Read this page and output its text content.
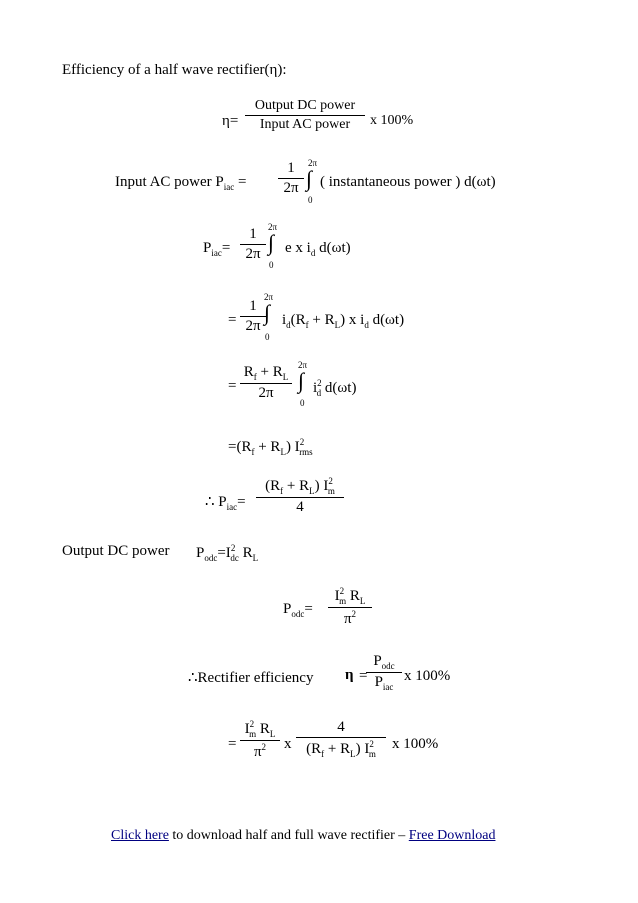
Efficiency of a half wave rectifier(η):
η=
Output DC power
Input AC power	x 100%
Input AC power $P_{iac}$ =
1
2π
2π
∫
0
( instantaneous power ) d(ωt)
$P_{iac}=$
1
2π
2π
∫
0
e x $i_d$ d(ωt)
=
1
2π
2π
∫
0
$i_d(R_f + R_L)$ x $i_d$ d(ωt)
=
$R_f + R_L$
2π
2π
∫
0
$i^2_d$ d(ωt)
$=(R_f + R_L)$ $I^2_{rms}$
∴ $P_{iac}=$
$(R_f + R_L)$ $I^2_m$
4
Output DC power $P_{odc}=I^2_{dc}$ $R_L$
$P_{odc}=$
$I^2_m$ $R_L$
$\pi^2$
∴Rectifier efficiency η =
$P_{odc}$
$P_{iac}$
x 100%
=
$I^2_m$ $R_L$
$\pi^2$	x
4
$(R_f + R_L)$ $I^2_m$
x 100%
Click here to download half and full wave rectifier – Free Download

********************

Report how many lines of the listing hold the word "wave", with nothing but the number.

*TASK RESULT*: 2